- _Data listing_:
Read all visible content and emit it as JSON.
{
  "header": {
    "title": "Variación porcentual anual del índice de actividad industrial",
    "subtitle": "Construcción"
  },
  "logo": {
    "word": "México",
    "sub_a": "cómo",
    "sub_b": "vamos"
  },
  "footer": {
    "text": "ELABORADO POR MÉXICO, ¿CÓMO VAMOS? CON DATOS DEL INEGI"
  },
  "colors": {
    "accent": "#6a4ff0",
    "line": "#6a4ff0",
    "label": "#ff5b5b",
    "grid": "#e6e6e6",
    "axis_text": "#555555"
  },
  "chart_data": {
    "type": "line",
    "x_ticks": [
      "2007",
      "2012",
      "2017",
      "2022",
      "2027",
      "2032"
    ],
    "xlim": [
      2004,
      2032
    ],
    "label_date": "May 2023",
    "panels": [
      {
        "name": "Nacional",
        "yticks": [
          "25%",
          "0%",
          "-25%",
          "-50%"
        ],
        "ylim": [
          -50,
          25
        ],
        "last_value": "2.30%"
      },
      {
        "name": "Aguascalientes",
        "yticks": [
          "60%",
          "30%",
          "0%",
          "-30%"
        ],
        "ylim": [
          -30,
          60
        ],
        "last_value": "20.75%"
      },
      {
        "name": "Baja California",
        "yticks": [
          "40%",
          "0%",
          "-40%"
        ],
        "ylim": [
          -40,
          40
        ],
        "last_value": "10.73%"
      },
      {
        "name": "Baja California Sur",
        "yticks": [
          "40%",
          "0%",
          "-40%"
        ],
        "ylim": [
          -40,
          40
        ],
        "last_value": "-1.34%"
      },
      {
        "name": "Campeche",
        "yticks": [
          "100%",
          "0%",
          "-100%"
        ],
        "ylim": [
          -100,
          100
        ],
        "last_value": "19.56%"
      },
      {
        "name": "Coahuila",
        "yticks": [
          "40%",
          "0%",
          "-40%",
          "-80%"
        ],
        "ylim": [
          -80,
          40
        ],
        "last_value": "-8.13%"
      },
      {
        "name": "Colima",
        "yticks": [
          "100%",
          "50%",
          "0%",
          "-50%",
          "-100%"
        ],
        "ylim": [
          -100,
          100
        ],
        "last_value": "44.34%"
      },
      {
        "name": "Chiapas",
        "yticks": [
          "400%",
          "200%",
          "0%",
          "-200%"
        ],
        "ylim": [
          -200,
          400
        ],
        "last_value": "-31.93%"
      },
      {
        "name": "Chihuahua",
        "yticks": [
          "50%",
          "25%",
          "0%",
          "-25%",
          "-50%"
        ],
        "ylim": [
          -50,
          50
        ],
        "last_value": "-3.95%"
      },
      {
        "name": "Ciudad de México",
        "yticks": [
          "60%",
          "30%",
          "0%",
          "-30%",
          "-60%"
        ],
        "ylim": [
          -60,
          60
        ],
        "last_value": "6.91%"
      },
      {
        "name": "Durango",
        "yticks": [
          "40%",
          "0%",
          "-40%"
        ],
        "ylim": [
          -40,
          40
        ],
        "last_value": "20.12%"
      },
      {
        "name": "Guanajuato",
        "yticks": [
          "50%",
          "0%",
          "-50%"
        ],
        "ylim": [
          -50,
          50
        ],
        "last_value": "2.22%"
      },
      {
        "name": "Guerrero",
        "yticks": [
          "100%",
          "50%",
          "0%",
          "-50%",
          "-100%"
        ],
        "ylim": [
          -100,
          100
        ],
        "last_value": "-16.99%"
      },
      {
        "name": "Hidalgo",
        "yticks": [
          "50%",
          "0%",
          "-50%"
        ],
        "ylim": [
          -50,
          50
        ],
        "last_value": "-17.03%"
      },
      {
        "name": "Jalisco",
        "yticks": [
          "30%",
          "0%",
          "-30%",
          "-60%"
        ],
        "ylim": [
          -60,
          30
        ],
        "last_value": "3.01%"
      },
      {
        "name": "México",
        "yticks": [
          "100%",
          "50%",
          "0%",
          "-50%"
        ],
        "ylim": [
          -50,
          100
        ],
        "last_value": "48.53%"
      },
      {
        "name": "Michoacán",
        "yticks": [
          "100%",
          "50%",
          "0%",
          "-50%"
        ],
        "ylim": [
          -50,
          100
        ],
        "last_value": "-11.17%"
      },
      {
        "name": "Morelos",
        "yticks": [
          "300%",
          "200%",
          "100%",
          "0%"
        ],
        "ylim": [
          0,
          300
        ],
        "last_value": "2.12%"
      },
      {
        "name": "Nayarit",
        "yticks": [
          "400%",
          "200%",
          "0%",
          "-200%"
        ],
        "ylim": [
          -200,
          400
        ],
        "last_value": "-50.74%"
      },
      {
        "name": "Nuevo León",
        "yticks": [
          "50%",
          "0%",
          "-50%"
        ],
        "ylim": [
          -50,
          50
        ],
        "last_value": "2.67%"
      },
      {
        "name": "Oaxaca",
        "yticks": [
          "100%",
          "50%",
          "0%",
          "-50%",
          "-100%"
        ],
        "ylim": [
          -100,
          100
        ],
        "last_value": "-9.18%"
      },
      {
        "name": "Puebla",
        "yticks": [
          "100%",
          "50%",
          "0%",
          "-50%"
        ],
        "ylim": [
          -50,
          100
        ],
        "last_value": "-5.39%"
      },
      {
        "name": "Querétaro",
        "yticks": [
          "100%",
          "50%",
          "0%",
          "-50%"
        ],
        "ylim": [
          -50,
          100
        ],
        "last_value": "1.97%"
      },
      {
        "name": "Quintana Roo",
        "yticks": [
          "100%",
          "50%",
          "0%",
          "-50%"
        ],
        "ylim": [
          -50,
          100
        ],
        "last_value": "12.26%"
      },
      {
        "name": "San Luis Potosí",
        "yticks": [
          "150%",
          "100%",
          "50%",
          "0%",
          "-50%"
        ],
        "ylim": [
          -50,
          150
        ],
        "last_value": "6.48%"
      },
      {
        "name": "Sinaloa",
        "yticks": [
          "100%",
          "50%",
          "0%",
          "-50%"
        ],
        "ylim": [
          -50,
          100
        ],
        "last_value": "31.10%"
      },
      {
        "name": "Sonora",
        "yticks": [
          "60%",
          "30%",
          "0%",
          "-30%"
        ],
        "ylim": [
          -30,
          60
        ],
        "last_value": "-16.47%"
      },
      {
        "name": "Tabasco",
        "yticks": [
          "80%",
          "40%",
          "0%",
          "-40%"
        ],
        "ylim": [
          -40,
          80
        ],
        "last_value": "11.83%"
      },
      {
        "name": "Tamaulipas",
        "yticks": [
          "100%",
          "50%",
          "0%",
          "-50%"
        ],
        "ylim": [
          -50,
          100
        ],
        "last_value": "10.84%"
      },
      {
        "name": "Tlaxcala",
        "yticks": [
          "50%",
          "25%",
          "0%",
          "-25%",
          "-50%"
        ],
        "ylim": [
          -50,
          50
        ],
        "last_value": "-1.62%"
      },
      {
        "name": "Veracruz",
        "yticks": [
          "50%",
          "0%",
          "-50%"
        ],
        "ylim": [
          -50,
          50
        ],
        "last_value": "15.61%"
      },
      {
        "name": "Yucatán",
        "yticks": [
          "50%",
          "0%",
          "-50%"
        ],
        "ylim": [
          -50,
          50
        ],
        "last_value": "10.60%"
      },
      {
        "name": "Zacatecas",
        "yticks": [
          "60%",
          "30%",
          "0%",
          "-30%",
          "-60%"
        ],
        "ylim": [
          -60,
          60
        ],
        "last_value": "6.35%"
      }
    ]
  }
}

- _Problem_:
Of the lines in this listing, how many contain "Baja"? Reply with the number and nothing more.

- _Reply_:
2